== YOUR TASK ==
The entries are given below. Output each one unchanged.

== SOURCE DATA ==
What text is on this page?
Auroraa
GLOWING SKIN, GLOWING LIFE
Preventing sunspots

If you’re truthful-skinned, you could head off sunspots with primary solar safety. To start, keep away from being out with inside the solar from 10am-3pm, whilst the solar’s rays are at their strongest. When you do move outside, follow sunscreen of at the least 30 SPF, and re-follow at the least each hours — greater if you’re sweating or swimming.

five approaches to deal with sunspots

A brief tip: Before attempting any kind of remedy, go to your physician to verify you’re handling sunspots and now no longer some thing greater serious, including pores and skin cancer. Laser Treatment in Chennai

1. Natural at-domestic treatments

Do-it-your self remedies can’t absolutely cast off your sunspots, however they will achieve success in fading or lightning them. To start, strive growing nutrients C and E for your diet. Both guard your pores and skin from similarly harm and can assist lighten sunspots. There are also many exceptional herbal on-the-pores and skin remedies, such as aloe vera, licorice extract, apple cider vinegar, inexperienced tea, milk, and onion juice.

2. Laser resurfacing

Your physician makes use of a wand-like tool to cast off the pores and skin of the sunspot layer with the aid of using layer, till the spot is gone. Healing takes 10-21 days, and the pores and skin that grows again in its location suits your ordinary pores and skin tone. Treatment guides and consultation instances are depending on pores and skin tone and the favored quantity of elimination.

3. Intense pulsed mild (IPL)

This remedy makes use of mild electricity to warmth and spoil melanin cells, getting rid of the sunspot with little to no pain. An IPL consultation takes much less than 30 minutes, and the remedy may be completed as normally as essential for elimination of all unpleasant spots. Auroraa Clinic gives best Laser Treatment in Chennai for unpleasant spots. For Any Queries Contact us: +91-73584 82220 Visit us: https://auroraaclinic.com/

== EXPECTED OUTPUT ==
What text is on this page?
Auroraa
GLOWING SKIN, GLOWING LIFE
Preventing sunspots

If you’re truthful-skinned, you could head off sunspots with primary solar safety. To start, keep away from being out with inside the solar from 10am-3pm, whilst the solar’s rays are at their strongest. When you do move outside, follow sunscreen of at the least 30 SPF, and re-follow at the least each hours — greater if you’re sweating or swimming.

five approaches to deal with sunspots

A brief tip: Before attempting any kind of remedy, go to your physician to verify you’re handling sunspots and now no longer some thing greater serious, including pores and skin cancer. Laser Treatment in Chennai

1. Natural at-domestic treatments

Do-it-your self remedies can’t absolutely cast off your sunspots, however they will achieve success in fading or lightning them. To start, strive growing nutrients C and E for your diet. Both guard your pores and skin from similarly harm and can assist lighten sunspots. There are also many exceptional herbal on-the-pores and skin remedies, such as aloe vera, licorice extract, apple cider vinegar, inexperienced tea, milk, and onion juice.

2. Laser resurfacing

Your physician makes use of a wand-like tool to cast off the pores and skin of the sunspot layer with the aid of using layer, till the spot is gone. Healing takes 10-21 days, and the pores and skin that grows again in its location suits your ordinary pores and skin tone. Treatment guides and consultation instances are depending on pores and skin tone and the favored quantity of elimination.

3. Intense pulsed mild (IPL)

This remedy makes use of mild electricity to warmth and spoil melanin cells, getting rid of the sunspot with little to no pain. An IPL consultation takes much less than 30 minutes, and the remedy may be completed as normally as essential for elimination of all unpleasant spots. Auroraa Clinic gives best Laser Treatment in Chennai for unpleasant spots. For Any Queries Contact us: +91-73584 82220 Visit us: https://auroraaclinic.com/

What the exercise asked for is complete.